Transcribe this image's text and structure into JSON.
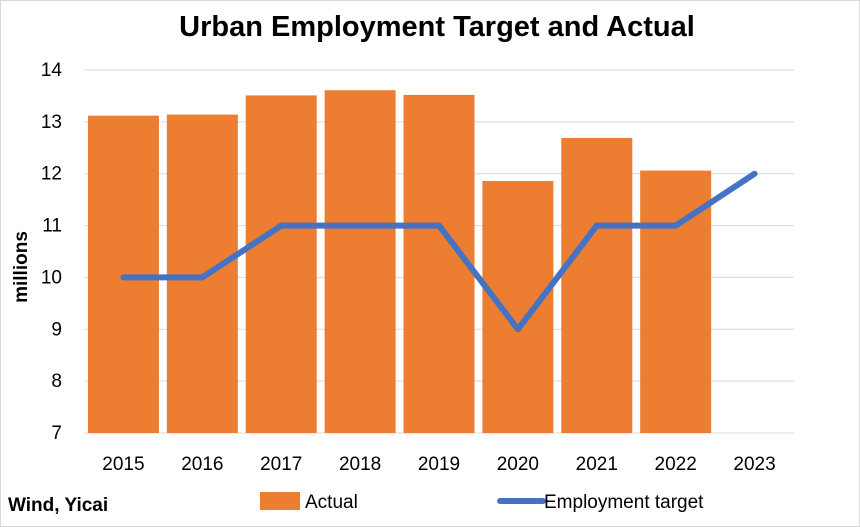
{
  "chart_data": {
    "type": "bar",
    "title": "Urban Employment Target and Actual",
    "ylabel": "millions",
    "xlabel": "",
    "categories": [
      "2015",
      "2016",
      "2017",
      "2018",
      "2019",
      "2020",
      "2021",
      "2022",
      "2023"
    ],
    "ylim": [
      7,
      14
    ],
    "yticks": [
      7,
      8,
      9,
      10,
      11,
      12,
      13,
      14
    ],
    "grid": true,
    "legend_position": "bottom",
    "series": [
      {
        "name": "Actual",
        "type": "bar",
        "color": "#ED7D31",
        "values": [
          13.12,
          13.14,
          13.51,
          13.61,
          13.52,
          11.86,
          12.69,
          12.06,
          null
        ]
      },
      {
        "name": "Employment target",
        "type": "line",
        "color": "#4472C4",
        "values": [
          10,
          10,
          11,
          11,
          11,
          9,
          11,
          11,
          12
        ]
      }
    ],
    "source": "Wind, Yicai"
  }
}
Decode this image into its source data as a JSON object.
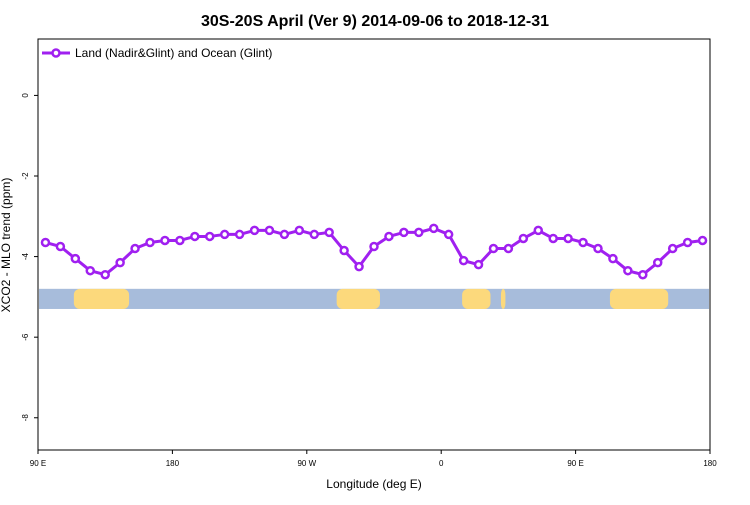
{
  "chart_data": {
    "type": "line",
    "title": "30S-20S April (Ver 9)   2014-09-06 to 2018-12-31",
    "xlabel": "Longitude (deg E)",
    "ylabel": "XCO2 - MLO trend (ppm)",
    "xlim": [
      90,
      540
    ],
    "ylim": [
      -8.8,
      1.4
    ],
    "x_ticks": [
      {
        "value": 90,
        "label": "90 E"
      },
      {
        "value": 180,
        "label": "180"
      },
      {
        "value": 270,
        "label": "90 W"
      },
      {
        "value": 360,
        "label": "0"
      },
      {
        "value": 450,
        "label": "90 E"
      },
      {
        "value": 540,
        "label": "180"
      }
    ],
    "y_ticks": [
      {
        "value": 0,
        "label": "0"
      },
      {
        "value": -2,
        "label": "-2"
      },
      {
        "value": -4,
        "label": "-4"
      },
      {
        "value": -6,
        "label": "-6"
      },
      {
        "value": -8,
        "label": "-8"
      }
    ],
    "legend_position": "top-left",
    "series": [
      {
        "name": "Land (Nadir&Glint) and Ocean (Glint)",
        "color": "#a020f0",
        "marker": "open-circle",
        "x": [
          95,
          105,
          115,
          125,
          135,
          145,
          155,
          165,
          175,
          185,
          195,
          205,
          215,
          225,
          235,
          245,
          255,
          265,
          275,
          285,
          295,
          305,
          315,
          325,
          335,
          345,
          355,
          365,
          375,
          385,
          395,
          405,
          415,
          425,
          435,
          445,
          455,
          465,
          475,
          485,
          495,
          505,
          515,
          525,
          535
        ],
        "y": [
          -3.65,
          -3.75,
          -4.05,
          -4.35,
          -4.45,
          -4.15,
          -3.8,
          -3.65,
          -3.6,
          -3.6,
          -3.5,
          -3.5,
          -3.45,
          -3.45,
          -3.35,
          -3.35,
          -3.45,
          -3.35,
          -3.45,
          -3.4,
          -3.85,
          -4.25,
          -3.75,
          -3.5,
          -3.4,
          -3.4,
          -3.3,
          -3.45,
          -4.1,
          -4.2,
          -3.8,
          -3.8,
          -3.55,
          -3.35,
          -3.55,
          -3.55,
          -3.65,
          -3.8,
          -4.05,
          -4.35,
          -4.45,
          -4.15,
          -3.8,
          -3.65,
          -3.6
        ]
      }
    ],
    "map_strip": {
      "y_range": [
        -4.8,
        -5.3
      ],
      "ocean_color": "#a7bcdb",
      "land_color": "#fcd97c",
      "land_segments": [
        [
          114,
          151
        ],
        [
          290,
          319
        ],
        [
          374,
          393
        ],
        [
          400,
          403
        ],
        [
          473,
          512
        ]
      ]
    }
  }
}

--

Within the data above, count the lines that contain the string "this"; the reply is the number alone.

2